> **Problem to solve**
Copy out all the lines exactly. Omit pictures.

> **Data rows**
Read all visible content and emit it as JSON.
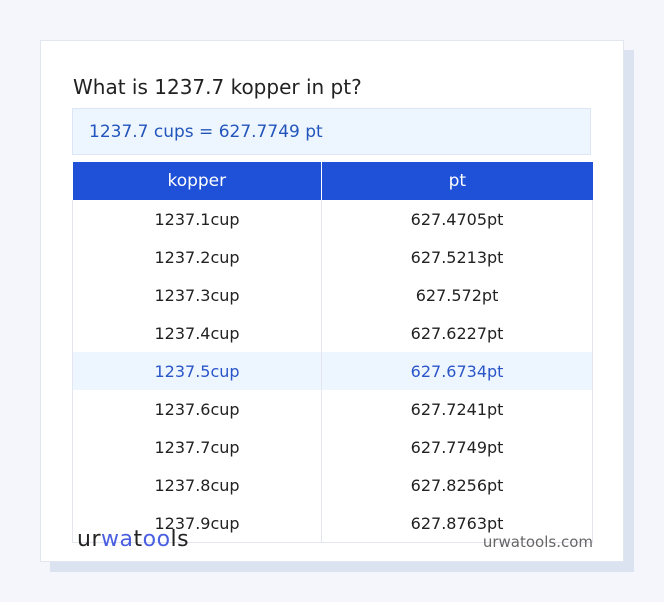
{
  "title": "What is 1237.7 kopper in pt?",
  "result": "1237.7 cups = 627.7749 pt",
  "table": {
    "headers": [
      "kopper",
      "pt"
    ],
    "highlight_row": 4,
    "rows": [
      [
        "1237.1cup",
        "627.4705pt"
      ],
      [
        "1237.2cup",
        "627.5213pt"
      ],
      [
        "1237.3cup",
        "627.572pt"
      ],
      [
        "1237.4cup",
        "627.6227pt"
      ],
      [
        "1237.5cup",
        "627.6734pt"
      ],
      [
        "1237.6cup",
        "627.7241pt"
      ],
      [
        "1237.7cup",
        "627.7749pt"
      ],
      [
        "1237.8cup",
        "627.8256pt"
      ],
      [
        "1237.9cup",
        "627.8763pt"
      ]
    ]
  },
  "footer": {
    "logo": "urwatools",
    "site": "urwatools.com"
  },
  "colors": {
    "accent": "#1e50d8",
    "highlight_bg": "#edf5ff"
  }
}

> **Response for this exercise**
Read all visible content and emit it as JSON.
{
  "title": "What is 1237.7 kopper in pt?",
  "result": "1237.7 cups = 627.7749 pt",
  "table": {
    "headers": [
      "kopper",
      "pt"
    ],
    "highlight_row": 4,
    "rows": [
      [
        "1237.1cup",
        "627.4705pt"
      ],
      [
        "1237.2cup",
        "627.5213pt"
      ],
      [
        "1237.3cup",
        "627.572pt"
      ],
      [
        "1237.4cup",
        "627.6227pt"
      ],
      [
        "1237.5cup",
        "627.6734pt"
      ],
      [
        "1237.6cup",
        "627.7241pt"
      ],
      [
        "1237.7cup",
        "627.7749pt"
      ],
      [
        "1237.8cup",
        "627.8256pt"
      ],
      [
        "1237.9cup",
        "627.8763pt"
      ]
    ]
  },
  "footer": {
    "logo": "urwatools",
    "site": "urwatools.com"
  },
  "colors": {
    "accent": "#1e50d8",
    "highlight_bg": "#edf5ff"
  }
}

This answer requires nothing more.